§ WHAT IS REQUIRED
Reproduce every entry exactly and leave its pictures out.
>> start SOURCE RECORDS
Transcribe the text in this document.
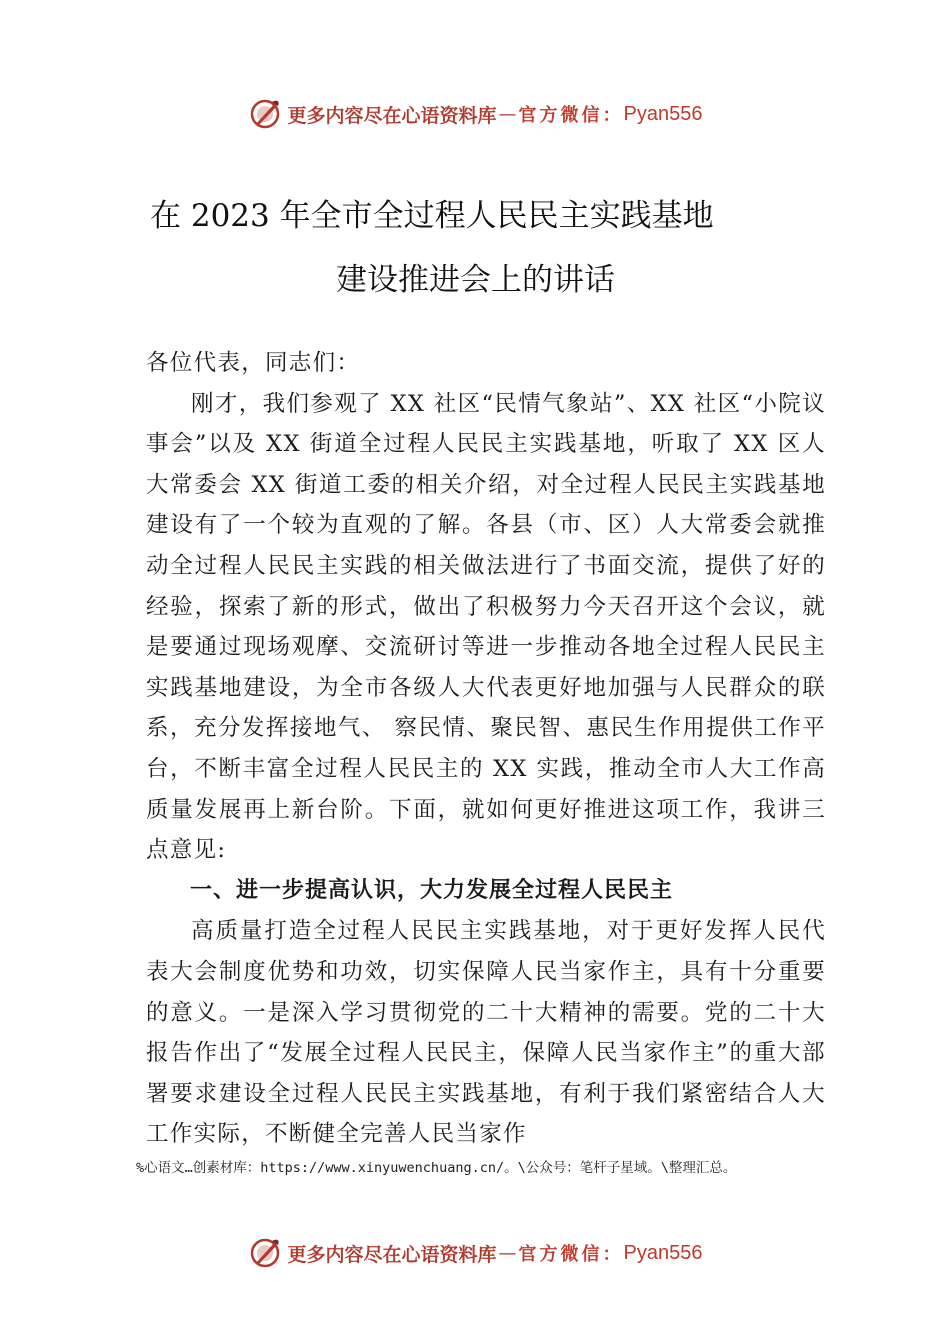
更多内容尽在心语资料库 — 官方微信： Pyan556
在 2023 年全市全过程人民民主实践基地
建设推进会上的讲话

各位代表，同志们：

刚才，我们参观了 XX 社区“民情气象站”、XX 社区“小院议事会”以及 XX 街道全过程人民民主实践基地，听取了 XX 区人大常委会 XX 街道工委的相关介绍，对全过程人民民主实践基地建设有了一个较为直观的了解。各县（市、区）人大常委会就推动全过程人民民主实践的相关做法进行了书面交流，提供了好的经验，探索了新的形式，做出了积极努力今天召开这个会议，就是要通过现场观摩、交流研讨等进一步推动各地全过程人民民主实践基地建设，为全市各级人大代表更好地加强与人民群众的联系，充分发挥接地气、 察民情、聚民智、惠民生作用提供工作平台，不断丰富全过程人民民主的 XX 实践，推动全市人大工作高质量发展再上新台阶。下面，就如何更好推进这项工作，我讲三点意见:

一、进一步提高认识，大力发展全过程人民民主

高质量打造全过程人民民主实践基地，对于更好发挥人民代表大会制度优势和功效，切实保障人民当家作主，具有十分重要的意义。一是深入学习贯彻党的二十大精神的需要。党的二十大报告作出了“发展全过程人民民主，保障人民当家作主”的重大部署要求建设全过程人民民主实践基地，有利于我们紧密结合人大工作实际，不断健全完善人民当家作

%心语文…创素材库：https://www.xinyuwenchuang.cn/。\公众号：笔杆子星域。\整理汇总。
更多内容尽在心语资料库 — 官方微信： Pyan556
>> end SOURCE RECORDS
§ FULL SOLUTION
Transcribe the text in this document.
更多内容尽在心语资料库 — 官方微信： Pyan556
在 2023 年全市全过程人民民主实践基地
建设推进会上的讲话

各位代表，同志们：

刚才，我们参观了 XX 社区“民情气象站”、XX 社区“小院议事会”以及 XX 街道全过程人民民主实践基地，听取了 XX 区人大常委会 XX 街道工委的相关介绍，对全过程人民民主实践基地建设有了一个较为直观的了解。各县（市、区）人大常委会就推动全过程人民民主实践的相关做法进行了书面交流，提供了好的经验，探索了新的形式，做出了积极努力今天召开这个会议，就是要通过现场观摩、交流研讨等进一步推动各地全过程人民民主实践基地建设，为全市各级人大代表更好地加强与人民群众的联系，充分发挥接地气、 察民情、聚民智、惠民生作用提供工作平台，不断丰富全过程人民民主的 XX 实践，推动全市人大工作高质量发展再上新台阶。下面，就如何更好推进这项工作，我讲三点意见:

一、进一步提高认识，大力发展全过程人民民主

高质量打造全过程人民民主实践基地，对于更好发挥人民代表大会制度优势和功效，切实保障人民当家作主，具有十分重要的意义。一是深入学习贯彻党的二十大精神的需要。党的二十大报告作出了“发展全过程人民民主，保障人民当家作主”的重大部署要求建设全过程人民民主实践基地，有利于我们紧密结合人大工作实际，不断健全完善人民当家作

%心语文…创素材库：https://www.xinyuwenchuang.cn/。\公众号：笔杆子星域。\整理汇总。
更多内容尽在心语资料库 — 官方微信： Pyan556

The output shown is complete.